THE TASK:
Look through the listing below and give the number of lines that hold "Year". Say nothing more.

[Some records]

────────────────────

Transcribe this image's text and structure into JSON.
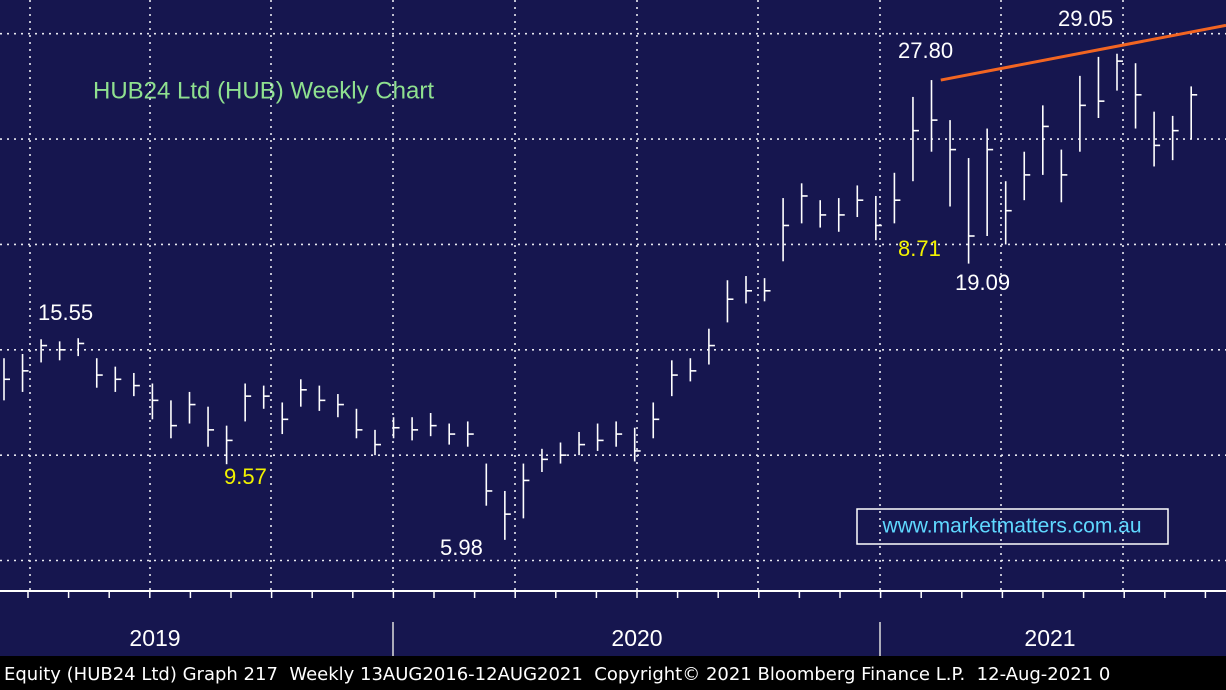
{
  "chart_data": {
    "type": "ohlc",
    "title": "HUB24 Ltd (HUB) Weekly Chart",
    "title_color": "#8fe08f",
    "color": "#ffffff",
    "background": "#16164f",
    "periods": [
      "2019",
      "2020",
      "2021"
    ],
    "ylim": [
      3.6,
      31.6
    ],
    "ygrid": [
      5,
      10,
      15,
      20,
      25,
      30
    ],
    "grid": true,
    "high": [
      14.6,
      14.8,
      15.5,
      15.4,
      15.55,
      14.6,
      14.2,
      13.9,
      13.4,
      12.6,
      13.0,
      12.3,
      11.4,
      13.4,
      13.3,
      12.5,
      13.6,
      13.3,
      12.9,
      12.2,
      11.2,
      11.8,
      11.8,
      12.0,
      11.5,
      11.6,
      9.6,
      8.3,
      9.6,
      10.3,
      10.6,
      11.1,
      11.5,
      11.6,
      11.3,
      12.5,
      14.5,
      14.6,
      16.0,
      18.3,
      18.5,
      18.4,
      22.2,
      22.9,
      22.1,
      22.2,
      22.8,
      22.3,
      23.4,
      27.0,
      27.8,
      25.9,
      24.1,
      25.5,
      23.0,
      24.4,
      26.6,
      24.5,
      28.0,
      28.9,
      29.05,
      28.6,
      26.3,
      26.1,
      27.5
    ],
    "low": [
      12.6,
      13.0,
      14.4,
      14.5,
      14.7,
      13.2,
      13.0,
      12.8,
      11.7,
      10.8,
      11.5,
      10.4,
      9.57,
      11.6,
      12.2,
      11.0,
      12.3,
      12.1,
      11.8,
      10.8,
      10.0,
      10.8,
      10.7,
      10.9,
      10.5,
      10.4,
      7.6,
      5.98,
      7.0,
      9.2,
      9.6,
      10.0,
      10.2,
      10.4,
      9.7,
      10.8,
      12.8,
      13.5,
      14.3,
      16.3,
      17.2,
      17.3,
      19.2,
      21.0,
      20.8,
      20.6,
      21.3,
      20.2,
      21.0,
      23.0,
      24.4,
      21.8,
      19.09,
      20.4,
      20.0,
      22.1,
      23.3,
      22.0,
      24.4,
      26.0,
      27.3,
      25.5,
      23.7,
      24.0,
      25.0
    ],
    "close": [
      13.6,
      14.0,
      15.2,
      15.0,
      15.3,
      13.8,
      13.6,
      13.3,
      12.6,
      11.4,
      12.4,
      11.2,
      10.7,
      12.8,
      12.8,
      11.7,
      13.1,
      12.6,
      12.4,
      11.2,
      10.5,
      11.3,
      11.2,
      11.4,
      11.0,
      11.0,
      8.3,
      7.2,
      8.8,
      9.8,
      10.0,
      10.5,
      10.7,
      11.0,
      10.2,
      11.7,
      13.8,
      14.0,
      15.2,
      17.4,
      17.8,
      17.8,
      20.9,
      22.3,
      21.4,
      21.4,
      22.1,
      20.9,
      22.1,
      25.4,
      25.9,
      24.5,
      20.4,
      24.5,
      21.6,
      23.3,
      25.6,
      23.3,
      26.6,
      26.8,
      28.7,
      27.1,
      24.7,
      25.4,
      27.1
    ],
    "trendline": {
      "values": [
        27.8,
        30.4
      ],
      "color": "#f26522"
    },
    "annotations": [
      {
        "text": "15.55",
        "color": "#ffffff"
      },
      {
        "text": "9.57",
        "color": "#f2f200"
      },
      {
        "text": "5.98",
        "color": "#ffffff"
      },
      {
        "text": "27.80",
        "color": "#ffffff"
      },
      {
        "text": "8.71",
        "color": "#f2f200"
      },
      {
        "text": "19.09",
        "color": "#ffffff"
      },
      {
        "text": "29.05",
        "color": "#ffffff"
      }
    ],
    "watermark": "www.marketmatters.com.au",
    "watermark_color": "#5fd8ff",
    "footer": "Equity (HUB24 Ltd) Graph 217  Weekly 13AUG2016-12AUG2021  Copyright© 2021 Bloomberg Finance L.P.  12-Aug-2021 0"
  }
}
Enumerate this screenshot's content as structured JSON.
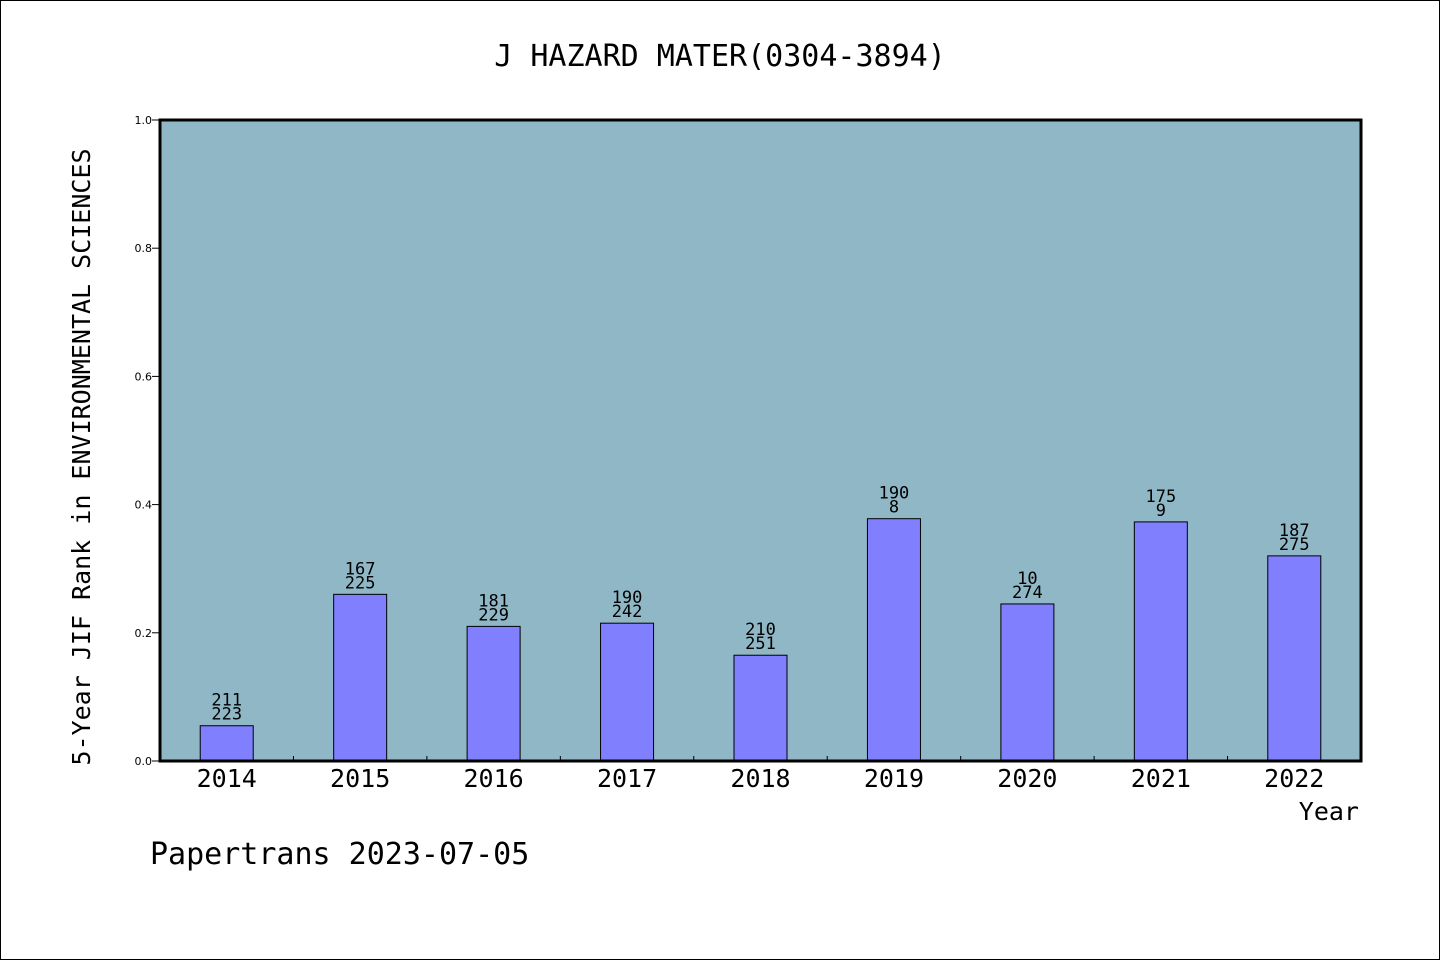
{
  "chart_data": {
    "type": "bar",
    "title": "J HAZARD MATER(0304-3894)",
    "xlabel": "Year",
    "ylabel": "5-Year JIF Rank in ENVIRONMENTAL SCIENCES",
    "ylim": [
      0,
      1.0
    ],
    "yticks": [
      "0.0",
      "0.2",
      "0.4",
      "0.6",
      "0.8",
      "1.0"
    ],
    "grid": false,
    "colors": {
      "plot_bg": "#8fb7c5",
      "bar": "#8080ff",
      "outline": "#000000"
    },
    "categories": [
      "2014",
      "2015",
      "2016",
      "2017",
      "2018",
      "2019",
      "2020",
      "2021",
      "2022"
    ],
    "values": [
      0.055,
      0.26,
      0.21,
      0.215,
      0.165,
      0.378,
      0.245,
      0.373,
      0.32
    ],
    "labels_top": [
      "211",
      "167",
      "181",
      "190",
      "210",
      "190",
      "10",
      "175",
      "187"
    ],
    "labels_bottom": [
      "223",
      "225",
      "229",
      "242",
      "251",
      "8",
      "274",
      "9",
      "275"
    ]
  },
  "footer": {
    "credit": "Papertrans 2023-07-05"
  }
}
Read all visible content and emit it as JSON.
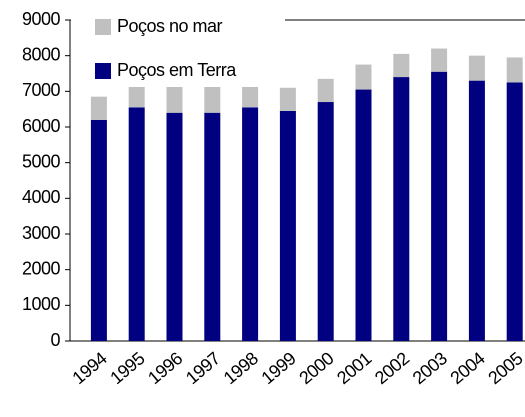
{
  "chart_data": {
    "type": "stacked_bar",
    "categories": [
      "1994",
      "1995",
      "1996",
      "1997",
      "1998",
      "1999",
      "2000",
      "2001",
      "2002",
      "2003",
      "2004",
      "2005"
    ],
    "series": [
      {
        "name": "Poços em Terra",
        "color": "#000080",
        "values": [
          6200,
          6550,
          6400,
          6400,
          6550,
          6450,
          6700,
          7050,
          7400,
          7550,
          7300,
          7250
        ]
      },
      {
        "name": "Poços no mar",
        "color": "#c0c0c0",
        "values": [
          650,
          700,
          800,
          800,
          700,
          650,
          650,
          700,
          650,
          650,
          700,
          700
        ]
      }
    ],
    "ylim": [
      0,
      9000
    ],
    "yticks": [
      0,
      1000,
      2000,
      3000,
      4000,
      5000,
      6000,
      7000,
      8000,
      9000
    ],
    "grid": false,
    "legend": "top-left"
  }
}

────────────────────

ANSWER FOR THIS EXERCISE:
2